_Problem details_.
Give back a single number, the count of lines containing the word "Dated".

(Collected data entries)
============================================================

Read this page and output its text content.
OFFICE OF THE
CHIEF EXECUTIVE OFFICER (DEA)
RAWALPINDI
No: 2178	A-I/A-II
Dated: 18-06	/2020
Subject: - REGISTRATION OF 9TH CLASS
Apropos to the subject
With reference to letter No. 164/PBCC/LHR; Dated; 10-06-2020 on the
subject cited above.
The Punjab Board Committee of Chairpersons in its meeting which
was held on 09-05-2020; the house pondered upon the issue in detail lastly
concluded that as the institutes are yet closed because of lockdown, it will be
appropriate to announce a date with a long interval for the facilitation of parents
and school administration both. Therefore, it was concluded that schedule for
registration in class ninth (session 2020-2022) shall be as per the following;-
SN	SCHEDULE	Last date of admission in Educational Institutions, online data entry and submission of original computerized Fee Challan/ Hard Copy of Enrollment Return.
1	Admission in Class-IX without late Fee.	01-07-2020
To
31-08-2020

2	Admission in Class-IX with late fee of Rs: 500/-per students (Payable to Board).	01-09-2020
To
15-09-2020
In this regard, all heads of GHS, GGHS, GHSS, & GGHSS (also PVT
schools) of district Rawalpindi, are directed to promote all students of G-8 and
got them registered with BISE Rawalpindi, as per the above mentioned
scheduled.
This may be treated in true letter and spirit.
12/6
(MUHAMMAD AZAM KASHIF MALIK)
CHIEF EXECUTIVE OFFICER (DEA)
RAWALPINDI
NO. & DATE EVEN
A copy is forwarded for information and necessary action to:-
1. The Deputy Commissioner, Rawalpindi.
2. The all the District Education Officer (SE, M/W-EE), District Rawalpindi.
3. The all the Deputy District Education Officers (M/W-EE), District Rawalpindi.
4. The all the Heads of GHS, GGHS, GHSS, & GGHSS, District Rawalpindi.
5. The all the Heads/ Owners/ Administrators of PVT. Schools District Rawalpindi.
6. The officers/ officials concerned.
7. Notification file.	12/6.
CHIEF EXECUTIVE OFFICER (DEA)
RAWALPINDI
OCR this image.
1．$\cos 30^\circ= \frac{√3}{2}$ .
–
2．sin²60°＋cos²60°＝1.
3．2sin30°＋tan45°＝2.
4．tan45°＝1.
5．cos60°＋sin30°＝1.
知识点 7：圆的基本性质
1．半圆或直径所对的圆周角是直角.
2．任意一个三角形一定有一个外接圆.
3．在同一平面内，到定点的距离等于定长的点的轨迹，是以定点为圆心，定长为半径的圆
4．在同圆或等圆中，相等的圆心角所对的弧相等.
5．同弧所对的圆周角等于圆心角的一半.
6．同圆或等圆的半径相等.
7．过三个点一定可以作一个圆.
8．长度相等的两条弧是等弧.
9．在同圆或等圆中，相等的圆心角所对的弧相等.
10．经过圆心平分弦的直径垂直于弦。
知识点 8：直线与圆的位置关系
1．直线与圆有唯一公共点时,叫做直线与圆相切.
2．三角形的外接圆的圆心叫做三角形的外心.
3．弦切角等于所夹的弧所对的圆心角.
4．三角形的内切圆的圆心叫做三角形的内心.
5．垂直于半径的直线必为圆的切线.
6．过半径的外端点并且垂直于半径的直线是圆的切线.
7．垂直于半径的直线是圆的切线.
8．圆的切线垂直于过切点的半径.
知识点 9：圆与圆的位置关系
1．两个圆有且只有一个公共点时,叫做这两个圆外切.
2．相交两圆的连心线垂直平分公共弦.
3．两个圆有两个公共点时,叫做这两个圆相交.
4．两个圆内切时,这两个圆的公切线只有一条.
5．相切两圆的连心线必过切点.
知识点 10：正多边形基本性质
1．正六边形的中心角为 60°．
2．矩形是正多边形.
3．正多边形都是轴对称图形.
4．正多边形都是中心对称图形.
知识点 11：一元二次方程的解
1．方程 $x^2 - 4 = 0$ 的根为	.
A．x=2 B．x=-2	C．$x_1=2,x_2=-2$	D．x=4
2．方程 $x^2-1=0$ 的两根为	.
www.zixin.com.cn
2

============================================================

_Answer to the exercise_.
2